- _Exercise details_
List each detail that the Elastic Beanstalk guide below says the service handles automatically once you supply the source code.

- _Text section_

★ ★ ★ ★

The Cloud Verse
Ultimate guide to Elastic Beanstalk
Updated On Mar 12, 2023
Learn concepts, features, alternatives and strategies to deploy scalable, highly available web applications on Elastic Beanstalk
AWS Elastic Beanstalk is Platform as a service (PaaS) provided by AWS for quickly deploying, managing, and scaling web applications. If you don’t know about Platform as a Service, you go through this cloud computing post.
You just need to provide the source code and elastic beanstalk automatically handles the details of capacity provisioning, load balancing, scaling, and application health monitoring.
In this guide, we'll go through some important Concepts, Features of Elastic Beanstalk so that you can use them for your next project.
Concepts of Elastic Beanstalk
Applications
An elastic beanstalk application can contain one or more environments.
Application environments
Beanstalk environment is nothing but a collection of AWS resources that runs a version of an application. Each environment can be configured independently.
Application Version
A version is a specific release of an application. A version can include code, configuration files, and dependencies.

★ ★ ★ ★

- _Listed records_
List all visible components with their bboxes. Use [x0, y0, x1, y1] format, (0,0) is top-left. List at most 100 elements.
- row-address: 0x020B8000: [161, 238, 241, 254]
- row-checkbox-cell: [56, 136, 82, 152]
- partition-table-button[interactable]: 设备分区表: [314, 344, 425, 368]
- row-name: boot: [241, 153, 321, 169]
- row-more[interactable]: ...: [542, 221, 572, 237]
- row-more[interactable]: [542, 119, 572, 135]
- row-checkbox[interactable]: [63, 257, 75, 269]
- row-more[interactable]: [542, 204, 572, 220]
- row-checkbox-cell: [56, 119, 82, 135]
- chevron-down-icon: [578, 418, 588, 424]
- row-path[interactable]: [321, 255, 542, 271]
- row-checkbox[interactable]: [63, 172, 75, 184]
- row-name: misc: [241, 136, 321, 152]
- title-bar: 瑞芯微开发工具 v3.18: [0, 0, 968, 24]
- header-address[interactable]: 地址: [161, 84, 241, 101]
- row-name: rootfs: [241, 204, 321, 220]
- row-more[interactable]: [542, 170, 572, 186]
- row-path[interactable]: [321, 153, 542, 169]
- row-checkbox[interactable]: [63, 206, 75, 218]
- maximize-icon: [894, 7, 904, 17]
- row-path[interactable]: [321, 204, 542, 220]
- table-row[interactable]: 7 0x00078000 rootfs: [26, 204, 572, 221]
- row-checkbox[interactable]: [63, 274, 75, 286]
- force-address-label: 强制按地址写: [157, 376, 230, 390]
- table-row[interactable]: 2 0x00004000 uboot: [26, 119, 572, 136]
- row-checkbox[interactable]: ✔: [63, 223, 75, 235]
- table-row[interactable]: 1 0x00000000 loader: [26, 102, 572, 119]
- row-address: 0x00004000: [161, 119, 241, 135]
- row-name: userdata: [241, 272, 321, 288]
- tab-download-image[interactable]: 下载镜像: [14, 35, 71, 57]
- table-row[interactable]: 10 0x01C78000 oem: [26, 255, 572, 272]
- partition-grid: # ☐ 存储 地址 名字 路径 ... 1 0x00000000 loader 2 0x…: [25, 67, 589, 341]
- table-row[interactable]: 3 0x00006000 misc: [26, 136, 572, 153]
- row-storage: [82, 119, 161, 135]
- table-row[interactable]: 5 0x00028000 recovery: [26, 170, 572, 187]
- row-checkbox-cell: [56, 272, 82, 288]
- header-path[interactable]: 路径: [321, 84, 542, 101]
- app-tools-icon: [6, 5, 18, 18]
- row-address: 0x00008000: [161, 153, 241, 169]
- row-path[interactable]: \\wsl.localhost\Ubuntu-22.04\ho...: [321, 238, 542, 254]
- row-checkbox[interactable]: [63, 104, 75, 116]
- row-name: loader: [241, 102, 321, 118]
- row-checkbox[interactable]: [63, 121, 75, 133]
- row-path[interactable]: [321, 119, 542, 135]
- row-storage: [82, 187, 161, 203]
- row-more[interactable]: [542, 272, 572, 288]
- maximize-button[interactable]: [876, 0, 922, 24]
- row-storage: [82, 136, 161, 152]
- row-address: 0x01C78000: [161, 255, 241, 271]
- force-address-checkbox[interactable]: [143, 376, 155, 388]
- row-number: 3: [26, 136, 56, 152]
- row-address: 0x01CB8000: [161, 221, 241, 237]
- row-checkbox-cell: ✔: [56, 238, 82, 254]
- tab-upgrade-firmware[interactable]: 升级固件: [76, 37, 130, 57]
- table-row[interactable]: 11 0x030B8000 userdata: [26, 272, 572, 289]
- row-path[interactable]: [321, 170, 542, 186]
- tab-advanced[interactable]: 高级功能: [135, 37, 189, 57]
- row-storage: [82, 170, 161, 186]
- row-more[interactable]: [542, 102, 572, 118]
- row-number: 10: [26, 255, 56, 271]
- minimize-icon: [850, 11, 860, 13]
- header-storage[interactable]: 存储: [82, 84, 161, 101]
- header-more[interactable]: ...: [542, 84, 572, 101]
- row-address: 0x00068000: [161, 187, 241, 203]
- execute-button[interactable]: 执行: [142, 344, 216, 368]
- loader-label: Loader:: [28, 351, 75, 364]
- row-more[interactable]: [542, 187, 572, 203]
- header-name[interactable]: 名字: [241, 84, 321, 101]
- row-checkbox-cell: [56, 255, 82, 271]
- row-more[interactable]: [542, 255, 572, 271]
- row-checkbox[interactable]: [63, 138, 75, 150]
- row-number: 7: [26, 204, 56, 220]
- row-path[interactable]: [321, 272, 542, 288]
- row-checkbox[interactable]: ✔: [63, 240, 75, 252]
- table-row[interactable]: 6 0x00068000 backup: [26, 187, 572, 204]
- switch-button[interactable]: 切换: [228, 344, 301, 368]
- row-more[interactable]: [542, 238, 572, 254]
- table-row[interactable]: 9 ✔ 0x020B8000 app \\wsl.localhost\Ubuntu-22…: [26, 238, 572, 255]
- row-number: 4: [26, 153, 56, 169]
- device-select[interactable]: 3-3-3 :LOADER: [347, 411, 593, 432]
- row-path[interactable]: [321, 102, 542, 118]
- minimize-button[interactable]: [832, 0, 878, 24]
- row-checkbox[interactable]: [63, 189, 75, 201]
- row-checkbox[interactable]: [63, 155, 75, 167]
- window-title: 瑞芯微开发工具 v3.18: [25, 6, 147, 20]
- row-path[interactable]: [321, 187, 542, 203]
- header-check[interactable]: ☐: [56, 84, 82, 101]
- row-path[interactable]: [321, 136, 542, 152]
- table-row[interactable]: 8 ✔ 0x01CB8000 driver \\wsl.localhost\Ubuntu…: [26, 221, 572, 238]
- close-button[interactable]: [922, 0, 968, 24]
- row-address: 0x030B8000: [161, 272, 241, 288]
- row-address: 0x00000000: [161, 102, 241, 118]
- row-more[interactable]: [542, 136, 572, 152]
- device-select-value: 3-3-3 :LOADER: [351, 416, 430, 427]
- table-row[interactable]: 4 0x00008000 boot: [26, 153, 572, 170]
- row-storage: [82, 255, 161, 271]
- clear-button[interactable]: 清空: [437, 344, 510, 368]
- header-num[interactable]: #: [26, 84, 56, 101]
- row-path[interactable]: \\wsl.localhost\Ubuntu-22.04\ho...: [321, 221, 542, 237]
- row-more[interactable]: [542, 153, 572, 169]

★ ★ ★ ★

- _Output below_
- Capacity provisioning
- Load balancing
- Scaling
- Application health monitoring